Given data:
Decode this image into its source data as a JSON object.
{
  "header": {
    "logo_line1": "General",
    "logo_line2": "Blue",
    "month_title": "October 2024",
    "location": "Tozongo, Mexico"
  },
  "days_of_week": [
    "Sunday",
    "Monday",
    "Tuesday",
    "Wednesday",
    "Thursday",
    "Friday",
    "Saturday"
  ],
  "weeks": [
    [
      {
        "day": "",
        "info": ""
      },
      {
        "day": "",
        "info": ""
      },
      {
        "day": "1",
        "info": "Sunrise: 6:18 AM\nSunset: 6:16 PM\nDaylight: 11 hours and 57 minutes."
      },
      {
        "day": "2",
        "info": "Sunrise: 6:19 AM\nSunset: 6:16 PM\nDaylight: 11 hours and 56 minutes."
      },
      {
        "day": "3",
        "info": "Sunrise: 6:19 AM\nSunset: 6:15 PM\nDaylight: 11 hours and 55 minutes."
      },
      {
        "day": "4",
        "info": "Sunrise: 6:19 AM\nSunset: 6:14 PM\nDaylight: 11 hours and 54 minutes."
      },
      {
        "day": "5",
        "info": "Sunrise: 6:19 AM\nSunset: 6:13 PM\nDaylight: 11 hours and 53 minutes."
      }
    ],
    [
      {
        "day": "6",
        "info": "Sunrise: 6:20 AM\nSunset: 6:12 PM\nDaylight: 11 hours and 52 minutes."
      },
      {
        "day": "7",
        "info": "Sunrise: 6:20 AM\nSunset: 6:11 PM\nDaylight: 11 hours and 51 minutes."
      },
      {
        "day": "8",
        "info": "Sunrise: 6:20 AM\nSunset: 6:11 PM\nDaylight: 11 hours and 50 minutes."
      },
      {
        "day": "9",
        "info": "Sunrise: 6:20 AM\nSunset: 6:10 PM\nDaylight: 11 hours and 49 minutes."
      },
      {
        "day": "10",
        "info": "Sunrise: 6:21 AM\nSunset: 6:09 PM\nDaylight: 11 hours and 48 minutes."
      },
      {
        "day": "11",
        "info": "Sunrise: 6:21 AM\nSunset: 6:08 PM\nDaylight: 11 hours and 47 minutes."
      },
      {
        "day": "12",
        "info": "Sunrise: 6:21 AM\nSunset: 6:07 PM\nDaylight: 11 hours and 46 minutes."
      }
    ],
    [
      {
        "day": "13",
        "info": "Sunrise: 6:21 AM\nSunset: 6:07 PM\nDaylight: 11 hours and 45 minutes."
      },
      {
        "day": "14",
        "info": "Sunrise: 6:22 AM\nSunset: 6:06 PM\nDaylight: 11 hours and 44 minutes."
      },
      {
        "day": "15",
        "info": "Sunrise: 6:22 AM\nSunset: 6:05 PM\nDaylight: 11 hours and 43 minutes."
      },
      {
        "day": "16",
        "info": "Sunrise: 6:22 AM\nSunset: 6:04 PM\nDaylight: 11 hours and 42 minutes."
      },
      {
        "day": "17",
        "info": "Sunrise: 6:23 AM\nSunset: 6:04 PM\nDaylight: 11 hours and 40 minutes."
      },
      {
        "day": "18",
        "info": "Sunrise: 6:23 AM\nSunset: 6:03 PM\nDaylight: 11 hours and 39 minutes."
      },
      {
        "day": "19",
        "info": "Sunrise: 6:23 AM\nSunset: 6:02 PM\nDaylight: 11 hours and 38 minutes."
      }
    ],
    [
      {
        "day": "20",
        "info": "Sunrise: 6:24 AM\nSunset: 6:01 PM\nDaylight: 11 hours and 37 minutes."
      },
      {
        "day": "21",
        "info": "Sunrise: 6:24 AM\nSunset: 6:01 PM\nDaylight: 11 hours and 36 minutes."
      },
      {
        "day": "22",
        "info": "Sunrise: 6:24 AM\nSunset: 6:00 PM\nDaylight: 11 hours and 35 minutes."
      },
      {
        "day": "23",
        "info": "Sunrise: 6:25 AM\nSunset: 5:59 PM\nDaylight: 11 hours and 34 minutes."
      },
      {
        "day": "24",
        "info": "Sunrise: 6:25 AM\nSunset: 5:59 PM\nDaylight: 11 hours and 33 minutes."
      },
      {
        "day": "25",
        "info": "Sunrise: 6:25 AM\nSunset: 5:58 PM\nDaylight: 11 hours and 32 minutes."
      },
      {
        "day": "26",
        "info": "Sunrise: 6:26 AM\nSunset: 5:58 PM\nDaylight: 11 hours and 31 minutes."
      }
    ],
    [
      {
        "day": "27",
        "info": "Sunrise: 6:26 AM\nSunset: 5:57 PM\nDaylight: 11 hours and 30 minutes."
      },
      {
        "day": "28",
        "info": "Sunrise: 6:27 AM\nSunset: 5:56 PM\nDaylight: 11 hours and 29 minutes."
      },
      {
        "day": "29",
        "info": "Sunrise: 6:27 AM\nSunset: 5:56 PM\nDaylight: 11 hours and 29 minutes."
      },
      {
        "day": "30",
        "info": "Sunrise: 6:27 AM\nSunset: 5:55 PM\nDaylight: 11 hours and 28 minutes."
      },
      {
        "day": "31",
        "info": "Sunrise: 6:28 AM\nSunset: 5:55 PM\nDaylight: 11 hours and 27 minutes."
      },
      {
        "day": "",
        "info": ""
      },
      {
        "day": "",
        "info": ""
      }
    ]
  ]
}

Written exercise: Repeat the entries above exactly, leaving nothing out.

Solution to this task:
Decode this image into its source data as a JSON object.
{
  "header": {
    "logo_line1": "General",
    "logo_line2": "Blue",
    "month_title": "October 2024",
    "location": "Tozongo, Mexico"
  },
  "days_of_week": [
    "Sunday",
    "Monday",
    "Tuesday",
    "Wednesday",
    "Thursday",
    "Friday",
    "Saturday"
  ],
  "weeks": [
    [
      {
        "day": "",
        "info": ""
      },
      {
        "day": "",
        "info": ""
      },
      {
        "day": "1",
        "info": "Sunrise: 6:18 AM\nSunset: 6:16 PM\nDaylight: 11 hours and 57 minutes."
      },
      {
        "day": "2",
        "info": "Sunrise: 6:19 AM\nSunset: 6:16 PM\nDaylight: 11 hours and 56 minutes."
      },
      {
        "day": "3",
        "info": "Sunrise: 6:19 AM\nSunset: 6:15 PM\nDaylight: 11 hours and 55 minutes."
      },
      {
        "day": "4",
        "info": "Sunrise: 6:19 AM\nSunset: 6:14 PM\nDaylight: 11 hours and 54 minutes."
      },
      {
        "day": "5",
        "info": "Sunrise: 6:19 AM\nSunset: 6:13 PM\nDaylight: 11 hours and 53 minutes."
      }
    ],
    [
      {
        "day": "6",
        "info": "Sunrise: 6:20 AM\nSunset: 6:12 PM\nDaylight: 11 hours and 52 minutes."
      },
      {
        "day": "7",
        "info": "Sunrise: 6:20 AM\nSunset: 6:11 PM\nDaylight: 11 hours and 51 minutes."
      },
      {
        "day": "8",
        "info": "Sunrise: 6:20 AM\nSunset: 6:11 PM\nDaylight: 11 hours and 50 minutes."
      },
      {
        "day": "9",
        "info": "Sunrise: 6:20 AM\nSunset: 6:10 PM\nDaylight: 11 hours and 49 minutes."
      },
      {
        "day": "10",
        "info": "Sunrise: 6:21 AM\nSunset: 6:09 PM\nDaylight: 11 hours and 48 minutes."
      },
      {
        "day": "11",
        "info": "Sunrise: 6:21 AM\nSunset: 6:08 PM\nDaylight: 11 hours and 47 minutes."
      },
      {
        "day": "12",
        "info": "Sunrise: 6:21 AM\nSunset: 6:07 PM\nDaylight: 11 hours and 46 minutes."
      }
    ],
    [
      {
        "day": "13",
        "info": "Sunrise: 6:21 AM\nSunset: 6:07 PM\nDaylight: 11 hours and 45 minutes."
      },
      {
        "day": "14",
        "info": "Sunrise: 6:22 AM\nSunset: 6:06 PM\nDaylight: 11 hours and 44 minutes."
      },
      {
        "day": "15",
        "info": "Sunrise: 6:22 AM\nSunset: 6:05 PM\nDaylight: 11 hours and 43 minutes."
      },
      {
        "day": "16",
        "info": "Sunrise: 6:22 AM\nSunset: 6:04 PM\nDaylight: 11 hours and 42 minutes."
      },
      {
        "day": "17",
        "info": "Sunrise: 6:23 AM\nSunset: 6:04 PM\nDaylight: 11 hours and 40 minutes."
      },
      {
        "day": "18",
        "info": "Sunrise: 6:23 AM\nSunset: 6:03 PM\nDaylight: 11 hours and 39 minutes."
      },
      {
        "day": "19",
        "info": "Sunrise: 6:23 AM\nSunset: 6:02 PM\nDaylight: 11 hours and 38 minutes."
      }
    ],
    [
      {
        "day": "20",
        "info": "Sunrise: 6:24 AM\nSunset: 6:01 PM\nDaylight: 11 hours and 37 minutes."
      },
      {
        "day": "21",
        "info": "Sunrise: 6:24 AM\nSunset: 6:01 PM\nDaylight: 11 hours and 36 minutes."
      },
      {
        "day": "22",
        "info": "Sunrise: 6:24 AM\nSunset: 6:00 PM\nDaylight: 11 hours and 35 minutes."
      },
      {
        "day": "23",
        "info": "Sunrise: 6:25 AM\nSunset: 5:59 PM\nDaylight: 11 hours and 34 minutes."
      },
      {
        "day": "24",
        "info": "Sunrise: 6:25 AM\nSunset: 5:59 PM\nDaylight: 11 hours and 33 minutes."
      },
      {
        "day": "25",
        "info": "Sunrise: 6:25 AM\nSunset: 5:58 PM\nDaylight: 11 hours and 32 minutes."
      },
      {
        "day": "26",
        "info": "Sunrise: 6:26 AM\nSunset: 5:58 PM\nDaylight: 11 hours and 31 minutes."
      }
    ],
    [
      {
        "day": "27",
        "info": "Sunrise: 6:26 AM\nSunset: 5:57 PM\nDaylight: 11 hours and 30 minutes."
      },
      {
        "day": "28",
        "info": "Sunrise: 6:27 AM\nSunset: 5:56 PM\nDaylight: 11 hours and 29 minutes."
      },
      {
        "day": "29",
        "info": "Sunrise: 6:27 AM\nSunset: 5:56 PM\nDaylight: 11 hours and 29 minutes."
      },
      {
        "day": "30",
        "info": "Sunrise: 6:27 AM\nSunset: 5:55 PM\nDaylight: 11 hours and 28 minutes."
      },
      {
        "day": "31",
        "info": "Sunrise: 6:28 AM\nSunset: 5:55 PM\nDaylight: 11 hours and 27 minutes."
      },
      {
        "day": "",
        "info": ""
      },
      {
        "day": "",
        "info": ""
      }
    ]
  ]
}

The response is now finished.